Instruction - Identify and reproduce every line holding the string "content".
** Begin Entries shown **
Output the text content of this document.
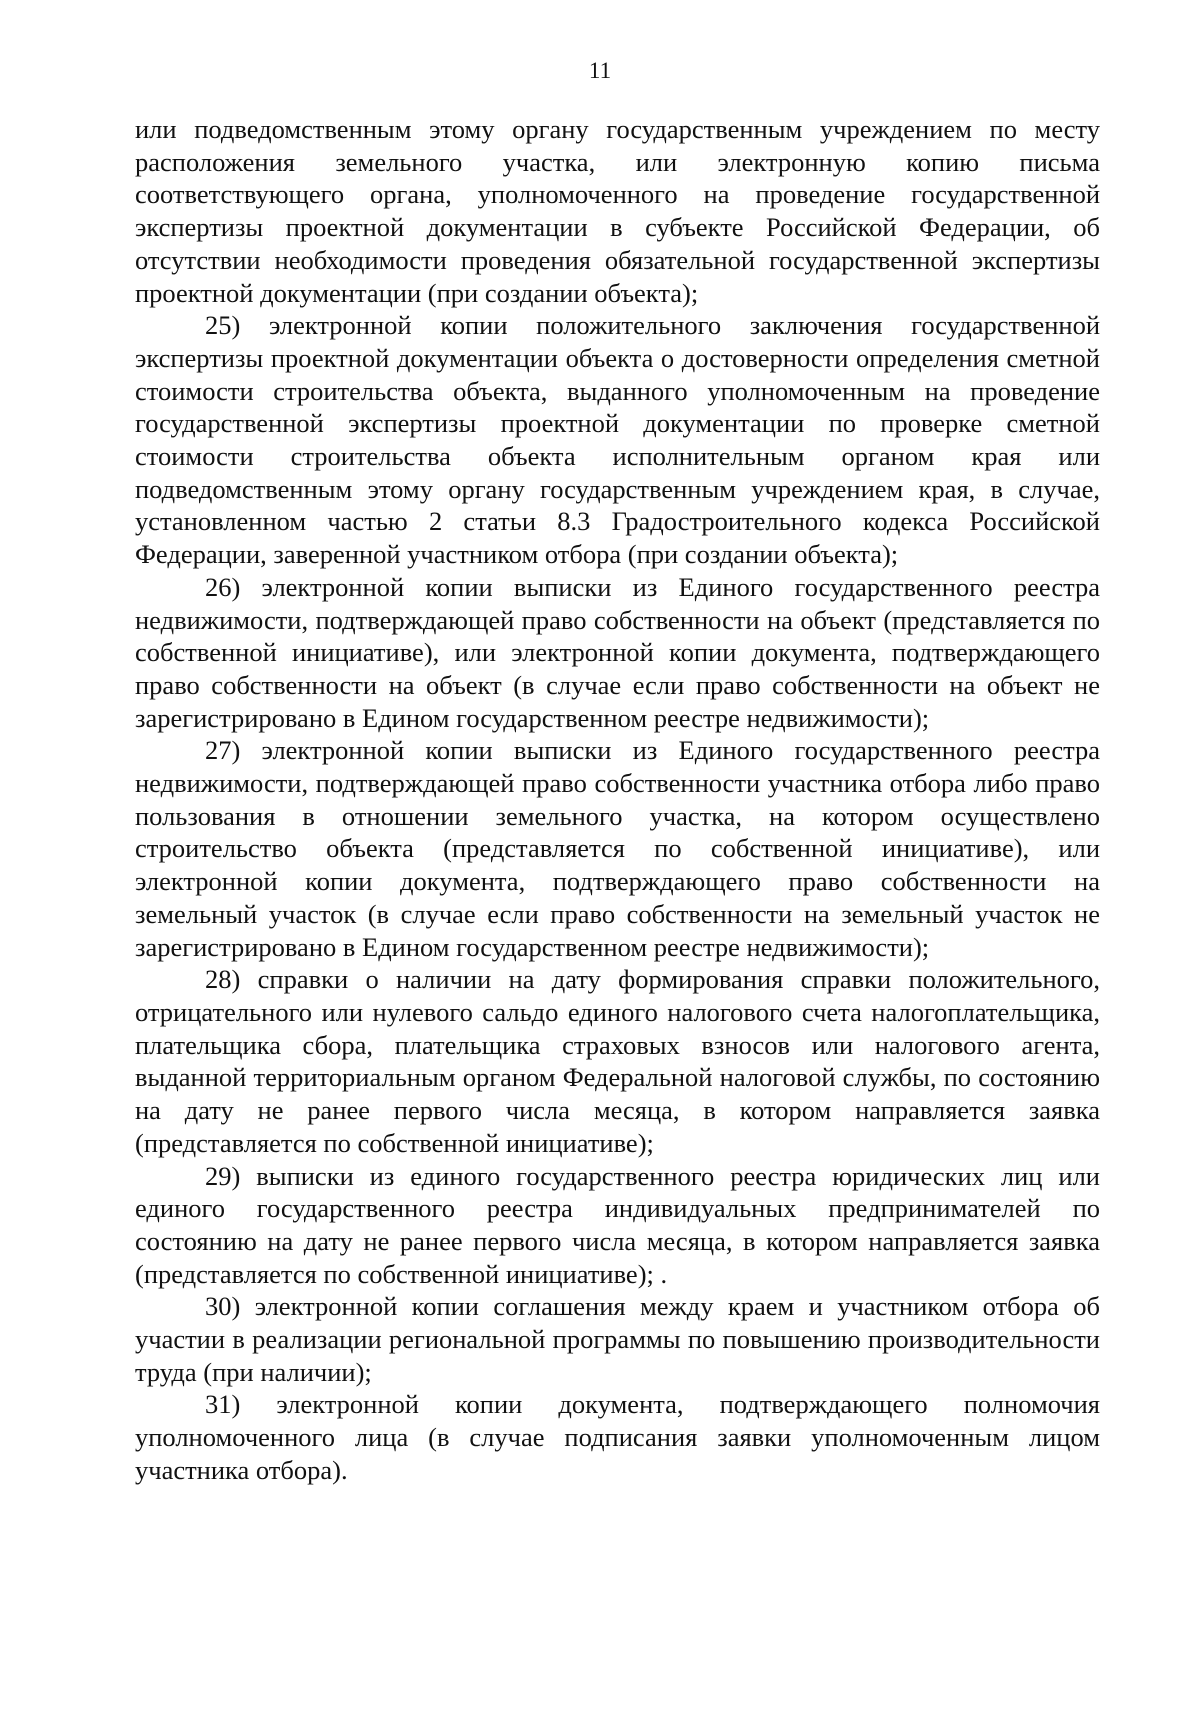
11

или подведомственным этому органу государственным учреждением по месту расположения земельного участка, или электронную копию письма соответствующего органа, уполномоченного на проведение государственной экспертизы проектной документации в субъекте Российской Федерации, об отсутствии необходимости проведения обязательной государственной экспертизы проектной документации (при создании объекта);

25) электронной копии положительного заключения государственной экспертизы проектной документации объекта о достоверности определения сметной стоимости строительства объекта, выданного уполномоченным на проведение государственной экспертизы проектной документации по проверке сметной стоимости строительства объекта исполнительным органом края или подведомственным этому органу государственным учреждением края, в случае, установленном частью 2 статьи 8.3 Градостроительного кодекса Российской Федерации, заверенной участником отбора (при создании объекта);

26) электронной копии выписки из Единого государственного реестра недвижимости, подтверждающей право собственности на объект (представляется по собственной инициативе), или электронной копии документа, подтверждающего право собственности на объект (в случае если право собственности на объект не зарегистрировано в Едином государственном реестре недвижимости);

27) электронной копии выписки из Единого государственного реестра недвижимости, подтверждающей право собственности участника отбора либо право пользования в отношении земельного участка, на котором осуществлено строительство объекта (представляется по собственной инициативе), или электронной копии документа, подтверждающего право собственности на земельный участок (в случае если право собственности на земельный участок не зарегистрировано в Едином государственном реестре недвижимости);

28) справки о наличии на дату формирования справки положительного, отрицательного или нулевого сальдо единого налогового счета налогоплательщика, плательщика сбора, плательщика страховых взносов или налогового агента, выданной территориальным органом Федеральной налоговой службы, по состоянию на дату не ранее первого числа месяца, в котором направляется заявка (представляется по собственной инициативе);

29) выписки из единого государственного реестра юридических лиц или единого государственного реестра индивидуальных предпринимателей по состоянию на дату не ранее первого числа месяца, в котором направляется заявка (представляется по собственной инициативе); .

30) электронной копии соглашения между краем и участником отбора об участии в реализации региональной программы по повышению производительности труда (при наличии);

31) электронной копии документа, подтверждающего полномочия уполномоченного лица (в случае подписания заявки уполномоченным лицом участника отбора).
** End Entries shown **
** Begin Entries shown **
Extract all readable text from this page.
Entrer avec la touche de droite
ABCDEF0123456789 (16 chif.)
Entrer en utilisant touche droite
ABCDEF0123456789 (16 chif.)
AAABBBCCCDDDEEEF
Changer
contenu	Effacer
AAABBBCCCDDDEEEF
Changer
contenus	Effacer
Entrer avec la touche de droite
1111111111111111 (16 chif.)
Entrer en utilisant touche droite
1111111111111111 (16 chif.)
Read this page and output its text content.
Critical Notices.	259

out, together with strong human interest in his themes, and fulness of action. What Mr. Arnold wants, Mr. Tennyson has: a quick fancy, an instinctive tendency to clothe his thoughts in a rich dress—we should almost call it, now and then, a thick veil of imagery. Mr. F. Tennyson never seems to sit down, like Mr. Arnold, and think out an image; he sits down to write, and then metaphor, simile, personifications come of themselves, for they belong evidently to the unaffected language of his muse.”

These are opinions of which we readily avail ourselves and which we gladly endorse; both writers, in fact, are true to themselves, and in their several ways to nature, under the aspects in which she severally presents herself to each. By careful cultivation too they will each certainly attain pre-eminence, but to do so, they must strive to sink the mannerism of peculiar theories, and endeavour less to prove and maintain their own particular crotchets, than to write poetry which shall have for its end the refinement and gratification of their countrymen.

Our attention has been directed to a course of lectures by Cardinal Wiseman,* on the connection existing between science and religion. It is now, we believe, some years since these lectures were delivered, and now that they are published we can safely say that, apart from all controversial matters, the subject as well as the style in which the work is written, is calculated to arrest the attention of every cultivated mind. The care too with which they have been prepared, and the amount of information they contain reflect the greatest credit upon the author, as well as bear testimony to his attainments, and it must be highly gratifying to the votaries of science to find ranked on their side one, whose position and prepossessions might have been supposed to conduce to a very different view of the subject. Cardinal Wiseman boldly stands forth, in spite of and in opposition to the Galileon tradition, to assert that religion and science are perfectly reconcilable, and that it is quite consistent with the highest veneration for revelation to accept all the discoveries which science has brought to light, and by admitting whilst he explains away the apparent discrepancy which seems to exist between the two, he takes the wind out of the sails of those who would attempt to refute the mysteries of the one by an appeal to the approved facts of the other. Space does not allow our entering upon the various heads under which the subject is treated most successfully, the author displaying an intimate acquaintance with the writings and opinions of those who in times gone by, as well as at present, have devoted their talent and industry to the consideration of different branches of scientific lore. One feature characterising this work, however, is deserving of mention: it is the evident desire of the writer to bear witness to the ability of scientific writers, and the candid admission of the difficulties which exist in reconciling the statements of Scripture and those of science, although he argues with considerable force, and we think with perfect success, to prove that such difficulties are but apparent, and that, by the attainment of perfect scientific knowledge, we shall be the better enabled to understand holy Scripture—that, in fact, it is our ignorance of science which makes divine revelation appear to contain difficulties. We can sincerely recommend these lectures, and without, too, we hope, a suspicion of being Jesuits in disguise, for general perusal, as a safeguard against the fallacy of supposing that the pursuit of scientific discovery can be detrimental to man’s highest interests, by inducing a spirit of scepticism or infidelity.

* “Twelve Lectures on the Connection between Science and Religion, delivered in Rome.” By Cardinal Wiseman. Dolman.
** End Entries shown **
Finished exercise -
Output the text content of this document.
Read this page and output its text content.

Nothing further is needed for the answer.